▶ _Work to complete_: Transcribe every line of the listing below without any deviation.

──────────────────────────────

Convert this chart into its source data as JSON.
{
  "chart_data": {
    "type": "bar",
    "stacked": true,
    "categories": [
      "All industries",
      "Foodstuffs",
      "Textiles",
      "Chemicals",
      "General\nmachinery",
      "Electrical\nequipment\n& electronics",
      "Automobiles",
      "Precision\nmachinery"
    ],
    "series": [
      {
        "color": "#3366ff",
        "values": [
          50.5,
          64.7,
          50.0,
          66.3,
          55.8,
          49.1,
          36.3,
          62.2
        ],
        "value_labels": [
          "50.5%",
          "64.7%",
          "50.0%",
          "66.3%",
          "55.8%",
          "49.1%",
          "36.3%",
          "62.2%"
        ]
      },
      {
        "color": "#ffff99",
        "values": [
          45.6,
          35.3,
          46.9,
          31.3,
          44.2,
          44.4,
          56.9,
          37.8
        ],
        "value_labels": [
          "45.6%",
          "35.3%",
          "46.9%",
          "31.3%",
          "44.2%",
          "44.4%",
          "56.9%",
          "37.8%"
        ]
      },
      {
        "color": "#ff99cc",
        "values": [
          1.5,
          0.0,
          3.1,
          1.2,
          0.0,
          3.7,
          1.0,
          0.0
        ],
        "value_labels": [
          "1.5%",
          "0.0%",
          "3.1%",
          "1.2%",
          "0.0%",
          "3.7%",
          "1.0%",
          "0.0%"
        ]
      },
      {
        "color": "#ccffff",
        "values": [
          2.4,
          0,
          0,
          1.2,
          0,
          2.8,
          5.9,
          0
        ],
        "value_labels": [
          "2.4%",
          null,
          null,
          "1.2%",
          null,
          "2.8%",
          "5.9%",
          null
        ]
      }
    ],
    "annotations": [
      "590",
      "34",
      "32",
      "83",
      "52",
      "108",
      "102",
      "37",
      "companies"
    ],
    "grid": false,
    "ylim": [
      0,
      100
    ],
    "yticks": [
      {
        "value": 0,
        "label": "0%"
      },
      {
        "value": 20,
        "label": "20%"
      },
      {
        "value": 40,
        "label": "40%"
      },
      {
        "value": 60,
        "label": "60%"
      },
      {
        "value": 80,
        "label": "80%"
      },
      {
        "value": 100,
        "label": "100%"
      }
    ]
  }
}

──────────────────────────────

▶ _Full response_:
Convert this chart into its source data as JSON.
{
  "chart_data": {
    "type": "bar",
    "stacked": true,
    "categories": [
      "All industries",
      "Foodstuffs",
      "Textiles",
      "Chemicals",
      "General\nmachinery",
      "Electrical\nequipment\n& electronics",
      "Automobiles",
      "Precision\nmachinery"
    ],
    "series": [
      {
        "color": "#3366ff",
        "values": [
          50.5,
          64.7,
          50.0,
          66.3,
          55.8,
          49.1,
          36.3,
          62.2
        ],
        "value_labels": [
          "50.5%",
          "64.7%",
          "50.0%",
          "66.3%",
          "55.8%",
          "49.1%",
          "36.3%",
          "62.2%"
        ]
      },
      {
        "color": "#ffff99",
        "values": [
          45.6,
          35.3,
          46.9,
          31.3,
          44.2,
          44.4,
          56.9,
          37.8
        ],
        "value_labels": [
          "45.6%",
          "35.3%",
          "46.9%",
          "31.3%",
          "44.2%",
          "44.4%",
          "56.9%",
          "37.8%"
        ]
      },
      {
        "color": "#ff99cc",
        "values": [
          1.5,
          0.0,
          3.1,
          1.2,
          0.0,
          3.7,
          1.0,
          0.0
        ],
        "value_labels": [
          "1.5%",
          "0.0%",
          "3.1%",
          "1.2%",
          "0.0%",
          "3.7%",
          "1.0%",
          "0.0%"
        ]
      },
      {
        "color": "#ccffff",
        "values": [
          2.4,
          0,
          0,
          1.2,
          0,
          2.8,
          5.9,
          0
        ],
        "value_labels": [
          "2.4%",
          null,
          null,
          "1.2%",
          null,
          "2.8%",
          "5.9%",
          null
        ]
      }
    ],
    "annotations": [
      "590",
      "34",
      "32",
      "83",
      "52",
      "108",
      "102",
      "37",
      "companies"
    ],
    "grid": false,
    "ylim": [
      0,
      100
    ],
    "yticks": [
      {
        "value": 0,
        "label": "0%"
      },
      {
        "value": 20,
        "label": "20%"
      },
      {
        "value": 40,
        "label": "40%"
      },
      {
        "value": 60,
        "label": "60%"
      },
      {
        "value": 80,
        "label": "80%"
      },
      {
        "value": 100,
        "label": "100%"
      }
    ]
  }
}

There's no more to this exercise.